§ **EXERCISE**: Under this task are some entries; return every one of them exactly.

═══ RECORD SET ═══

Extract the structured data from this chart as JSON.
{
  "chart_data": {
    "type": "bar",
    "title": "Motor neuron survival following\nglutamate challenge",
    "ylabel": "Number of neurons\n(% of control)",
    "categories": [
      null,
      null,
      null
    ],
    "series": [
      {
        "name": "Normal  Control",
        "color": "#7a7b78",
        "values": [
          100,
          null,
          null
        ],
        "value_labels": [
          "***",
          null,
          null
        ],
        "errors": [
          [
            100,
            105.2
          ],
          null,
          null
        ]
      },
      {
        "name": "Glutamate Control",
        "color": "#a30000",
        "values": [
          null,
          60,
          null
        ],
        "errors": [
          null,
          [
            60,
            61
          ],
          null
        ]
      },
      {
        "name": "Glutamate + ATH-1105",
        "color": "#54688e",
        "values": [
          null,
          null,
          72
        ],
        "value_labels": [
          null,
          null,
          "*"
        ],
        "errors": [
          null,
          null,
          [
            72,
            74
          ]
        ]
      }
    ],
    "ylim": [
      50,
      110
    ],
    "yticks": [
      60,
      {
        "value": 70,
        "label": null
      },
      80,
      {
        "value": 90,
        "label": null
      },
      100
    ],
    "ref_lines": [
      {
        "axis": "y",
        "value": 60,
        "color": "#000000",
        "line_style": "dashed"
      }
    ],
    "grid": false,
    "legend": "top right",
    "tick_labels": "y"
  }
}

═══

§ **COMPLETED EXERCISE**:
Extract the structured data from this chart as JSON.
{
  "chart_data": {
    "type": "bar",
    "title": "Motor neuron survival following\nglutamate challenge",
    "ylabel": "Number of neurons\n(% of control)",
    "categories": [
      null,
      null,
      null
    ],
    "series": [
      {
        "name": "Normal  Control",
        "color": "#7a7b78",
        "values": [
          100,
          null,
          null
        ],
        "value_labels": [
          "***",
          null,
          null
        ],
        "errors": [
          [
            100,
            105.2
          ],
          null,
          null
        ]
      },
      {
        "name": "Glutamate Control",
        "color": "#a30000",
        "values": [
          null,
          60,
          null
        ],
        "errors": [
          null,
          [
            60,
            61
          ],
          null
        ]
      },
      {
        "name": "Glutamate + ATH-1105",
        "color": "#54688e",
        "values": [
          null,
          null,
          72
        ],
        "value_labels": [
          null,
          null,
          "*"
        ],
        "errors": [
          null,
          null,
          [
            72,
            74
          ]
        ]
      }
    ],
    "ylim": [
      50,
      110
    ],
    "yticks": [
      60,
      {
        "value": 70,
        "label": null
      },
      80,
      {
        "value": 90,
        "label": null
      },
      100
    ],
    "ref_lines": [
      {
        "axis": "y",
        "value": 60,
        "color": "#000000",
        "line_style": "dashed"
      }
    ],
    "grid": false,
    "legend": "top right",
    "tick_labels": "y"
  }
}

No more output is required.